§ **SUPPLIED PASSAGE**
◇ ◇ ◇

Wednesday 14 October 2015

Go to Hell or Atlanta, Whichever Comes First Kara Walker at Victoria Miro Catherine Johnson



A view of an earlier Kara Walker Installation, Darkytown Rebellion at Sikkema Jenkins Gallery 
I don't know a lot about the American Civil War. I've read Amanda Foreman's book and a few others. I've seen photographs, some of the first war pictures ever taken. I remember a terribly emotional TV show with Cicely Tyson as a 100 year old ex slave remembering the war.

I know it was a war about slavery and a clash of ideals. I know the Unionist north won and that the south, the Confederacy, saw themselves as rebels fighting for  their way of life which included the right to buy and sell and own other individuals.

I'm writing about it today because last week I went to an art exhibition. It was unusual in that it made me feel so much at once. I think we are so used to our culture being so saturated with images that they lose their power. Occasionally something will break through, for example in recent months the photograph of Aylan Kurdi provoked a massive response, but that was particularly shocking. And so terrifying it was hard to look at.

Kara Walker's life size friezes are, at first glance, very easy on the eye.

I don't go to loads of art exhibitions, previously to this I saw some local artists' work exhibited in a derelict newspaper building, oh and a couple of weeks ago I popped into the National Portrait Gallery to look at the portraits of the Tudors. Oh I do love those paintings!

◇ ◇ ◇

(Source records)
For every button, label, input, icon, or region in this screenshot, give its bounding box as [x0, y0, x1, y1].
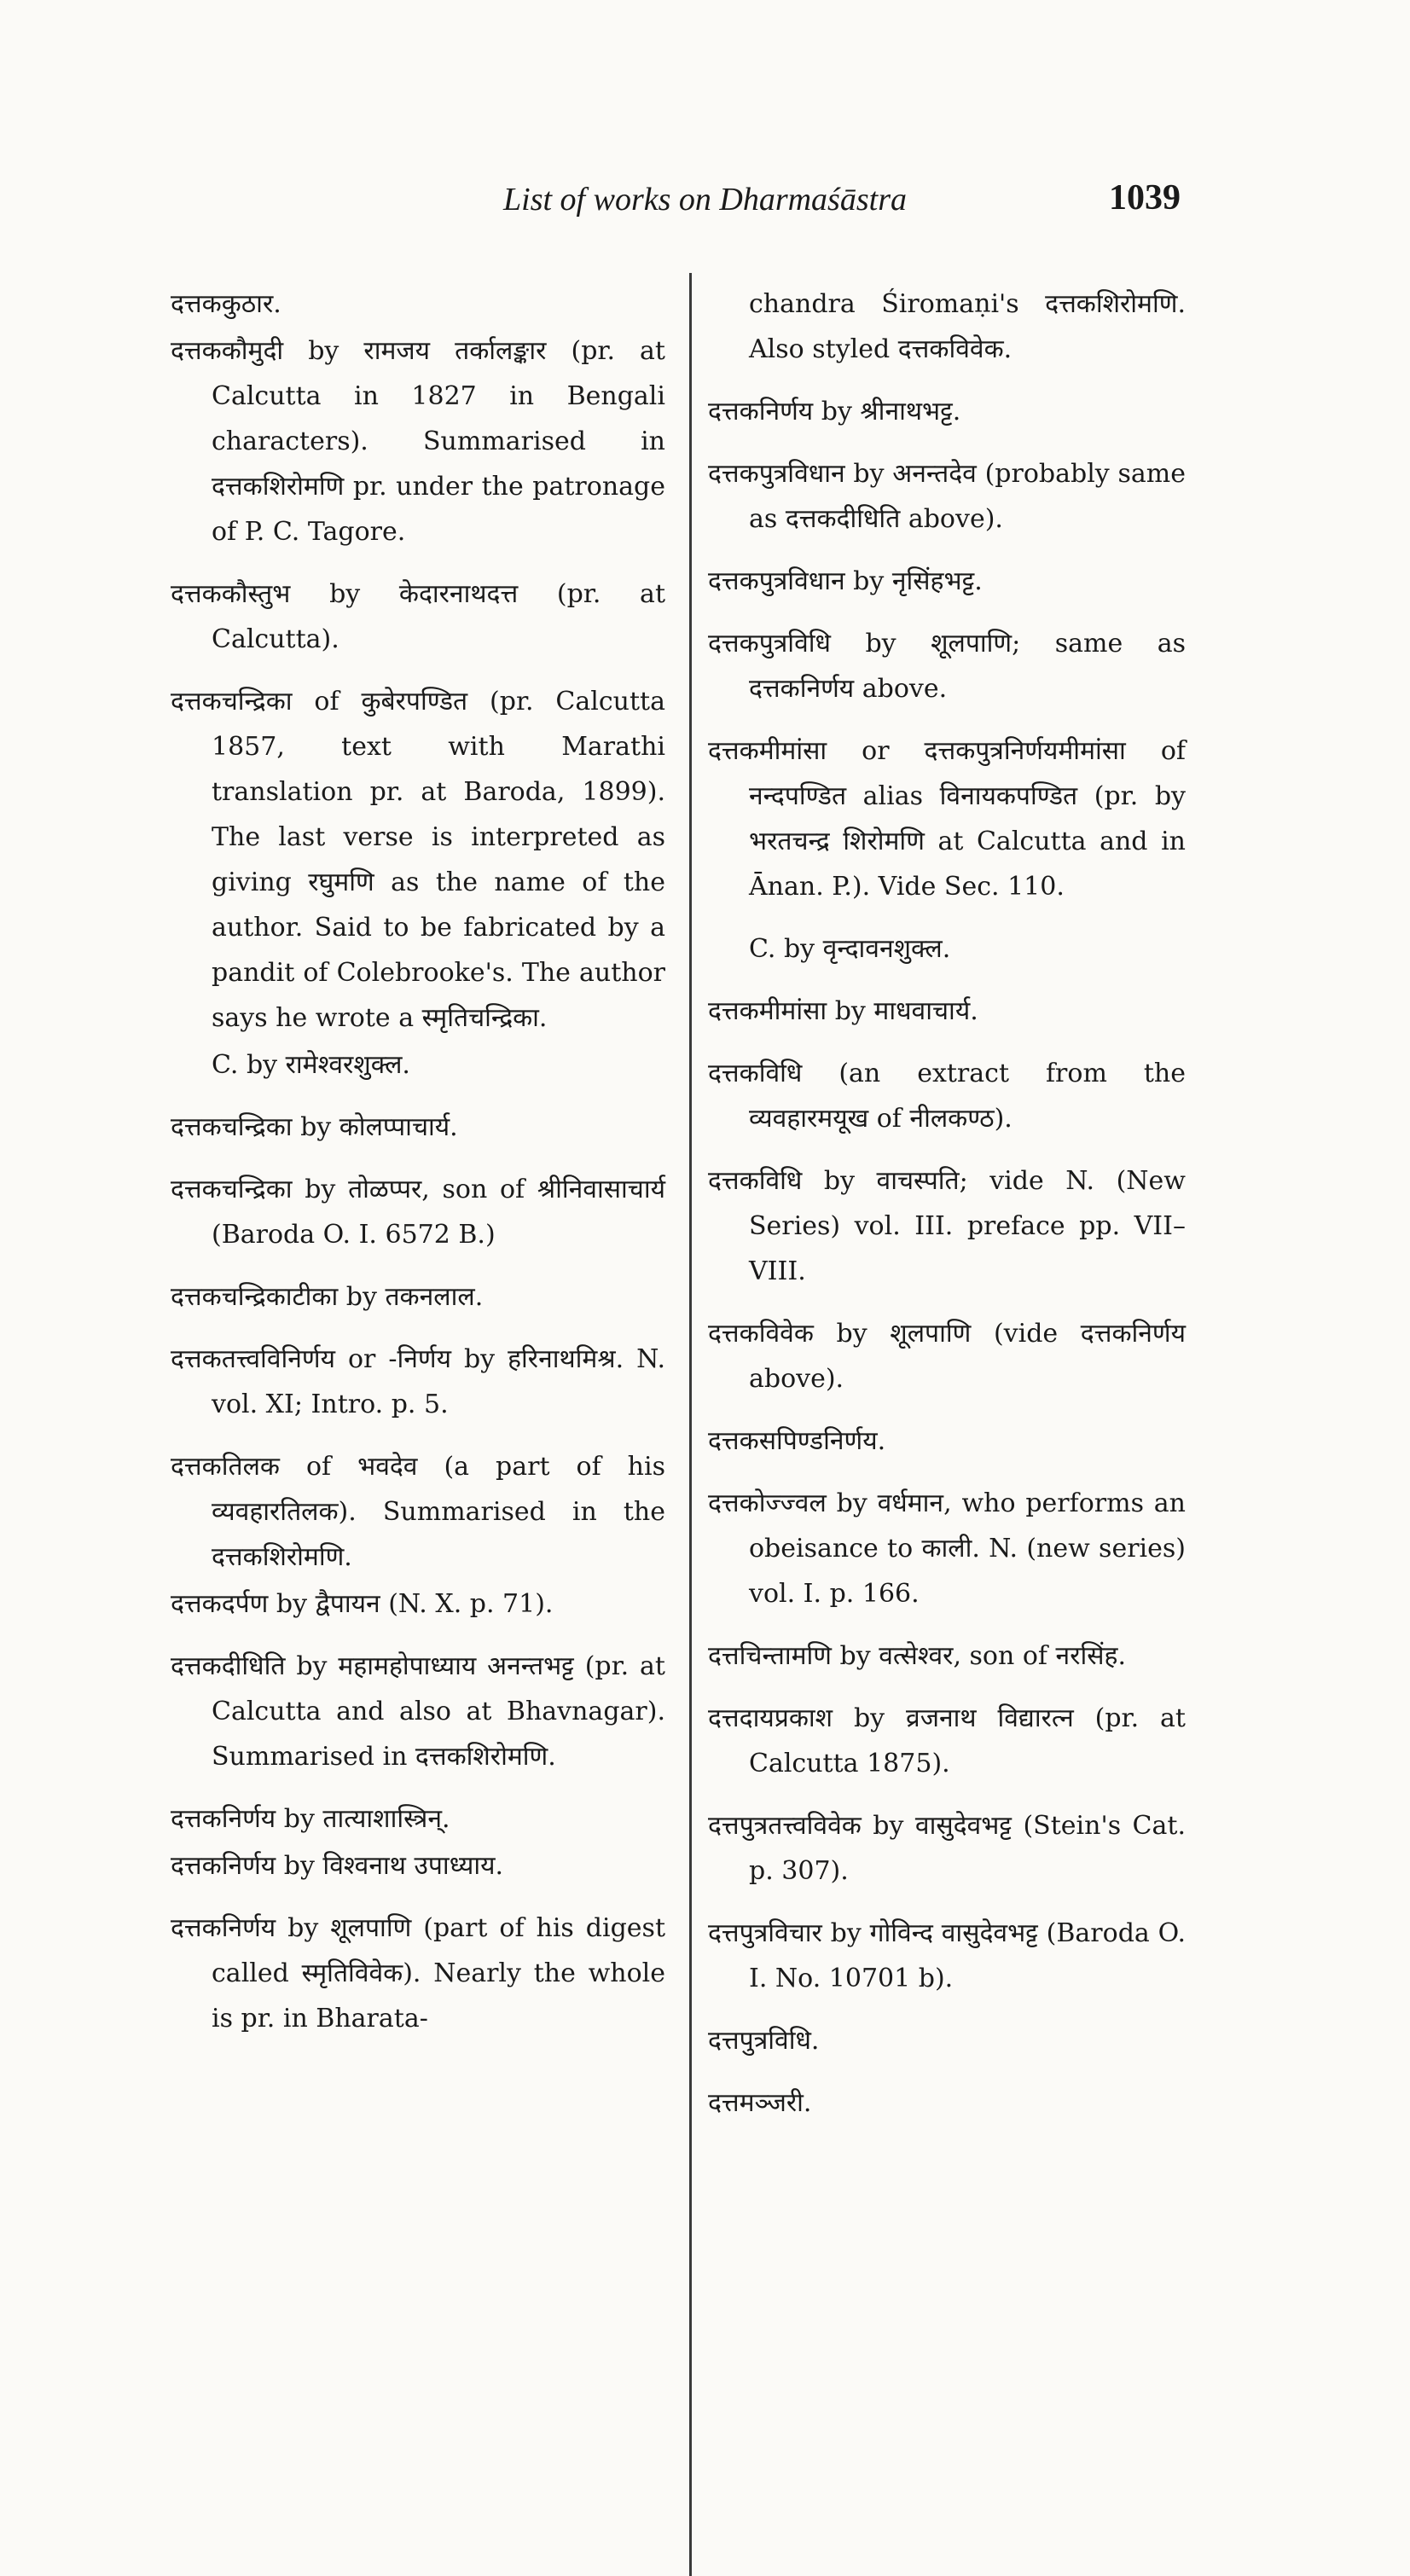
entry: दत्तदायप्रकाश by व्रजनाथ विद्यारत्न (pr. at Calcutta 1875). [708, 1703, 1186, 1778]
entry: दत्तकपुत्रविधि by शूलपाणि; same as दत्तकनिर्णय above. [708, 629, 1186, 704]
entry: दत्तकचन्द्रिका of कुबेरपण्डित (pr. Calcutta 1857, text with Marathi translation pr. at Baroda, 1899). The last verse is interpreted as giving रघुमणि as the name of the author. Said to be fabricated by a pandit of Colebrooke's. The author says he wrote a स्मृतिचन्द्रिका. [171, 687, 665, 1033]
entry: दत्तमञ्जरी. [708, 2088, 812, 2118]
entry: दत्तकतत्त्वविनिर्णय or -निर्णय by हरिनाथमिश्र. N. vol. XI; Intro. p. 5. [171, 1344, 665, 1419]
entry: दत्तकविधि by वाचस्पति; vide N. (New Series) vol. III. preface pp. VII–VIII. [708, 1166, 1186, 1286]
entry: दत्तकदर्पण by द्वैपायन (N. X. p. 71). [171, 1589, 554, 1619]
entry: दत्तचिन्तामणि by वत्सेश्वर, son of नरसिंह. [708, 1641, 1126, 1671]
entry: chandra Śiromaṇi's दत्तकशिरोमणि. Also styled दत्तकविवेक. [749, 289, 1186, 364]
left-column [171, 281, 665, 2058]
page-number: 1039 [1109, 178, 1181, 218]
entry: दत्तकचन्द्रिका by कोलप्पाचार्य. [171, 1112, 458, 1142]
entry: C. by वृन्दावनशुक्ल. [749, 934, 951, 964]
entry: दत्तपुत्रविधि. [708, 2026, 820, 2056]
entry: दत्तकदीधिति by महामहोपाध्याय अनन्तभट्ट (pr. at Calcutta and also at Bhavnagar). Summarised in दत्तकशिरोमणि. [171, 1651, 665, 1772]
entry: दत्तकोज्ज्वल by वर्धमान, who performs an obeisance to काली. N. (new series) vol. I. p. 166. [708, 1488, 1186, 1609]
entry: दत्तकविधि (an extract from the व्यवहारमयूख of नीलकण्ठ). [708, 1059, 1186, 1134]
entry: दत्तकपुत्रविधान by अनन्तदेव (probably same as दत्तकदीधिति above). [708, 459, 1186, 534]
entry: दत्तककुठार. [171, 289, 281, 319]
right-column [708, 281, 1186, 2143]
entry: दत्तकनिर्णय by तात्याशास्त्रिन्. [171, 1804, 450, 1834]
entry: दत्तपुत्रतत्त्वविवेक by वासुदेवभट्ट (Stein's Cat. p. 307). [708, 1811, 1186, 1886]
entry: दत्तककौस्तुभ by केदारनाथदत्त (pr. at Calcutta). [171, 579, 665, 654]
entry: दत्तकमीमांसा by माधवाचार्य. [708, 996, 978, 1026]
entry: दत्तकनिर्णय by श्रीनाथभट्ट. [708, 397, 961, 426]
entry: दत्तककौमुदी by रामजय तर्कालङ्कार (pr. at Calcutta in 1827 in Bengali characters). Summarised in दत्तकशिरोमणि pr. under the patronage of P. C. Tagore. [171, 336, 665, 547]
entry: दत्तकचन्द्रिका by तोळप्पर, son of श्रीनिवासाचार्य (Baroda O. I. 6572 B.) [171, 1175, 665, 1250]
entry: दत्तकमीमांसा or दत्तकपुत्रनिर्णयमीमांसा of नन्दपण्डित alias विनायकपण्डित (pr. by भरतचन्द्र शिरोमणि at Calcutta and in Ānan. P.). Vide Sec. 110. [708, 736, 1186, 902]
entry: दत्तकविवेक by शूलपाणि (vide दत्तकनिर्णय above). [708, 1319, 1186, 1394]
entry: दत्तकसपिण्डनिर्णय. [708, 1426, 886, 1456]
entry: दत्तकचन्द्रिकाटीका by तकनलाल. [171, 1282, 484, 1312]
entry: C. by रामेश्वरशुक्ल. [212, 1050, 410, 1080]
entry: दत्तकतिलक of भवदेव (a part of his व्यवहारतिलक). Summarised in the दत्तकशिरोमणि. [171, 1452, 665, 1572]
entry: दत्तपुत्रविचार by गोविन्द वासुदेवभट्ट (Baroda O. I. No. 10701 b). [708, 1918, 1186, 1993]
entry: दत्तकनिर्णय by विश्वनाथ उपाध्याय. [171, 1851, 504, 1881]
column-divider [689, 273, 692, 2576]
entry: दत्तकपुत्रविधान by नृसिंहभट्ट. [708, 566, 983, 596]
entry: दत्तकनिर्णय by शूलपाणि (part of his digest called स्मृतिविवेक). Nearly the whole is pr. in Bharata- [171, 1913, 665, 2034]
running-header-title: List of works on Dharmaśāstra [503, 182, 907, 218]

◇ ◇ ◇

§ **TASK PROMPT**
In the Kara Walker exhibition post, what does the writer say she has read or seen about the American Civil War? List each item.

§ **RESULT FOR THIS TASK**
- Amanda Foreman's book and a few other books
- Photographs, including some of the first war pictures ever taken
- An emotional TV show with Cicely Tyson as a 100-year-old ex-slave remembering the war